Exercise: From the listing below, extract each line containing the string "Choose".

Supplied records:
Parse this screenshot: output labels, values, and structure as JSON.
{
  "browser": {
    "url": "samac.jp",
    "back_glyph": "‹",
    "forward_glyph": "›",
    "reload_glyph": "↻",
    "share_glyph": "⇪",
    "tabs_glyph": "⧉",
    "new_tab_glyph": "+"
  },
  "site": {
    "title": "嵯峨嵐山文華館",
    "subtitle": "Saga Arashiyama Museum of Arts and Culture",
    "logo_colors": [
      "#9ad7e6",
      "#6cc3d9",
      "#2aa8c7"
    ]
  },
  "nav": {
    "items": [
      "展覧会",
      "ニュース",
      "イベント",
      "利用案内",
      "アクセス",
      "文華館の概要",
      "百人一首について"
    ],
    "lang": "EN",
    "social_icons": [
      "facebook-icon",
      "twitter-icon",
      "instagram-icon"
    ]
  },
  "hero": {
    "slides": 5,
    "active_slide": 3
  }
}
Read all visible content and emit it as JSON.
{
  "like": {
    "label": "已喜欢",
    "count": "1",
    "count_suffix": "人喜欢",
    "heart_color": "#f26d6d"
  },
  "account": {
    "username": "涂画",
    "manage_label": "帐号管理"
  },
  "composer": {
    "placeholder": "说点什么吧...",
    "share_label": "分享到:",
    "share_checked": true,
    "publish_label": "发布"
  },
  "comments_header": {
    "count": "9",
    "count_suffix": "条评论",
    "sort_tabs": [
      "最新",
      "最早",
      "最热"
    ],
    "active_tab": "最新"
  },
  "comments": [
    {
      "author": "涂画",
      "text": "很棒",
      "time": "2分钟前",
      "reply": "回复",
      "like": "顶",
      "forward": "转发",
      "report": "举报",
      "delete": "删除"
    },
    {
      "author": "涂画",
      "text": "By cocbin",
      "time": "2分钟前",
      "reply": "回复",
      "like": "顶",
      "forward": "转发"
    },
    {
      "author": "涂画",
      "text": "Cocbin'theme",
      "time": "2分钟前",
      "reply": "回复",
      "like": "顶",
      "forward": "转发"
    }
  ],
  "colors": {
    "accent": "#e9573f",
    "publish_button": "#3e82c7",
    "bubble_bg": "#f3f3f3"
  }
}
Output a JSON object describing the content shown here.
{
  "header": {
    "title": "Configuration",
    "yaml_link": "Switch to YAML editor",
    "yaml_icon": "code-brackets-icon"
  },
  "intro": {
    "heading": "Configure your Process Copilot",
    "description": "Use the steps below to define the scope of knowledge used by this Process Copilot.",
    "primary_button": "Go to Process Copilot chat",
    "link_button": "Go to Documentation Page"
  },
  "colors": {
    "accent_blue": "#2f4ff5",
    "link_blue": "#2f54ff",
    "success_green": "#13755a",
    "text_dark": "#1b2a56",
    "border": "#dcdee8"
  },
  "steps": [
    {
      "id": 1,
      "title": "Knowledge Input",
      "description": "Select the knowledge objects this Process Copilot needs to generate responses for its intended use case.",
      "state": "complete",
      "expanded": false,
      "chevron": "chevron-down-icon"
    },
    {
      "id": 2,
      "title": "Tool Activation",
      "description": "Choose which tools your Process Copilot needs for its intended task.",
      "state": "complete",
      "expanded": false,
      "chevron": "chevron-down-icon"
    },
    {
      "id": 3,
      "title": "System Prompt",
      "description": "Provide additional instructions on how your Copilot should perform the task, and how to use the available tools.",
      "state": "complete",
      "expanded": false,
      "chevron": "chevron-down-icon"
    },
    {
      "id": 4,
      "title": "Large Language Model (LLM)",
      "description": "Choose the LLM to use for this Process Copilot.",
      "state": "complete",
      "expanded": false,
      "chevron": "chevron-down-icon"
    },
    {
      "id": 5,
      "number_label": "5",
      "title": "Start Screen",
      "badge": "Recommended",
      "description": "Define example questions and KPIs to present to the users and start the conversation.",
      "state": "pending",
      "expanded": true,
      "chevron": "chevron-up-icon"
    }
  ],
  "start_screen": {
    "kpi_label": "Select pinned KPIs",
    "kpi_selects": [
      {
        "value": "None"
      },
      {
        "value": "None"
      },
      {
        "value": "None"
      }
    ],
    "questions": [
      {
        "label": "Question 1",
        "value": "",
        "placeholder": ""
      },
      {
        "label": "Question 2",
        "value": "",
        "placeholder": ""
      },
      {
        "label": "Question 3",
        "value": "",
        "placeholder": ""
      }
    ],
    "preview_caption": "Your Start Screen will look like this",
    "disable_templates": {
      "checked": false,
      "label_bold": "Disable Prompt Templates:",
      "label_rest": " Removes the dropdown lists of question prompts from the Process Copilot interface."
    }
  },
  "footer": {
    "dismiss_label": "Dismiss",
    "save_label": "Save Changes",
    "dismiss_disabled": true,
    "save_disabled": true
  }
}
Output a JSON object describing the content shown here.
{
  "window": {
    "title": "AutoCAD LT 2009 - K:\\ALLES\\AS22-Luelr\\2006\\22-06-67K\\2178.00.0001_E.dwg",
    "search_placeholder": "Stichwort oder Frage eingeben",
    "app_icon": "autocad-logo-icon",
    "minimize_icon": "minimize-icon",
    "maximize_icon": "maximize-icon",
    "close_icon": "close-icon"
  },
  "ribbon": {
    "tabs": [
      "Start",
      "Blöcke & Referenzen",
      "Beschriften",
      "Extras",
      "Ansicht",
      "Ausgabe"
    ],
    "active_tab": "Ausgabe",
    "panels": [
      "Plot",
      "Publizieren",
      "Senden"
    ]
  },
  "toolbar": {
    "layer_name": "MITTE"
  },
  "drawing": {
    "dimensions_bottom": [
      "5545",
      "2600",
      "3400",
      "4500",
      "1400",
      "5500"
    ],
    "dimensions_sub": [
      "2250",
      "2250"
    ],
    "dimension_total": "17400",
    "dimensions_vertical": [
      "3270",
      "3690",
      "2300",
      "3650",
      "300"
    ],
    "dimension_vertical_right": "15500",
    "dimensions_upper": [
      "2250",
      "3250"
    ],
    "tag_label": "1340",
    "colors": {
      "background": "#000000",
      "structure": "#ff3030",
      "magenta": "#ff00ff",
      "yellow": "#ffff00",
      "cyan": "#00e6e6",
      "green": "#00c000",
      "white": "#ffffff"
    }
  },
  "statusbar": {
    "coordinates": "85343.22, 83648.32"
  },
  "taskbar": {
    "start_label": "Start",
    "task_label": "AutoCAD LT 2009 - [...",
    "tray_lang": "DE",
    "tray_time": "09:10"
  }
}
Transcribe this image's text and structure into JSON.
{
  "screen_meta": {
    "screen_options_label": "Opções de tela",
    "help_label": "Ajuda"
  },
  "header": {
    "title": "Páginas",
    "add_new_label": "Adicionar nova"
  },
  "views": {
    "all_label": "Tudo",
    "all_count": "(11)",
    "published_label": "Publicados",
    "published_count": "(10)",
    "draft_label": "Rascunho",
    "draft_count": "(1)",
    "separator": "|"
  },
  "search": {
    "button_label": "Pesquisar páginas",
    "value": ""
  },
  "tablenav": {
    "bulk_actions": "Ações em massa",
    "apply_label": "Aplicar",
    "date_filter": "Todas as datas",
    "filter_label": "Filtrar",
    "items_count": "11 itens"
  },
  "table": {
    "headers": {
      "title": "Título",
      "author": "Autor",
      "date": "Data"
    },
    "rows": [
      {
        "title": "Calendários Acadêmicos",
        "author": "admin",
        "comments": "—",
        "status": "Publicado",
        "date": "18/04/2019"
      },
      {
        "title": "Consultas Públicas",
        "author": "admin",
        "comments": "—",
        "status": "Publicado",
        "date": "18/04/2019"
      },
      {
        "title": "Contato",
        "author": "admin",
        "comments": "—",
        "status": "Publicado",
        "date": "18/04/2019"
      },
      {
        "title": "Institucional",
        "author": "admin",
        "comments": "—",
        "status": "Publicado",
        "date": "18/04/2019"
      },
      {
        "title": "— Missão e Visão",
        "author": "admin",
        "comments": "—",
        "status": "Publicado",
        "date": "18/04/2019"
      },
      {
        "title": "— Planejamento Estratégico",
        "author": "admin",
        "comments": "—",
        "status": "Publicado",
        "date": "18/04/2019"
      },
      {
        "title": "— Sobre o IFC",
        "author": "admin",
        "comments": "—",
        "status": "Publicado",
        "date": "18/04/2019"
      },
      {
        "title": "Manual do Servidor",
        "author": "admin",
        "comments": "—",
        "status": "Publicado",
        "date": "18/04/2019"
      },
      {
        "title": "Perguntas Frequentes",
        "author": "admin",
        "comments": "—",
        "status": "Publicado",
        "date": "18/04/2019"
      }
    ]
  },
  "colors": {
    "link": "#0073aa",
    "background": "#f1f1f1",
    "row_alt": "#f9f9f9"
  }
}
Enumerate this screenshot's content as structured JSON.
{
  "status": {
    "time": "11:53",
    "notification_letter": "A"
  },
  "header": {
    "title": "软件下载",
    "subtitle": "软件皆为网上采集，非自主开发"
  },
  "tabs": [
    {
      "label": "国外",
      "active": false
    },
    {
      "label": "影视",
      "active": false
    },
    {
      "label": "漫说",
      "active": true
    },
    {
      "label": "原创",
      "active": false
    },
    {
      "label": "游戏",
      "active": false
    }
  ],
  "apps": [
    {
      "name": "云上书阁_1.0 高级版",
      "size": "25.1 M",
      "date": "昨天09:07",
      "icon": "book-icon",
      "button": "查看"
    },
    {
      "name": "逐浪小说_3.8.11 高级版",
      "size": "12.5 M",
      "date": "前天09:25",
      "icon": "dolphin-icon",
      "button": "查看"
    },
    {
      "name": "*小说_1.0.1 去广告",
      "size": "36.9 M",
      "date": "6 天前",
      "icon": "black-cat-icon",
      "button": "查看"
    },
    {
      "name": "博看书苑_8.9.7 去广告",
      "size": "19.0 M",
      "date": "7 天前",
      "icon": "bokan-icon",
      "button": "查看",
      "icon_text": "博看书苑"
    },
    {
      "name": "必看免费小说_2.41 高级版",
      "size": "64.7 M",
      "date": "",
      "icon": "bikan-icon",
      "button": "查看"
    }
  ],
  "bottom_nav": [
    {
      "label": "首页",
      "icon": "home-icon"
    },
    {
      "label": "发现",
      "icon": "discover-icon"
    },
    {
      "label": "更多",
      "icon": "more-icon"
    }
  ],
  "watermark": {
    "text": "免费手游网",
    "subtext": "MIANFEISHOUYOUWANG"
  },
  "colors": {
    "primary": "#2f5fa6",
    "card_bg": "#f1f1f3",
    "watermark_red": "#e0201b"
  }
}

Output below:
      "description": "Choose which tools your Process Copilot needs for its intended task.",
      "description": "Choose the LLM to use for this Process Copilot.",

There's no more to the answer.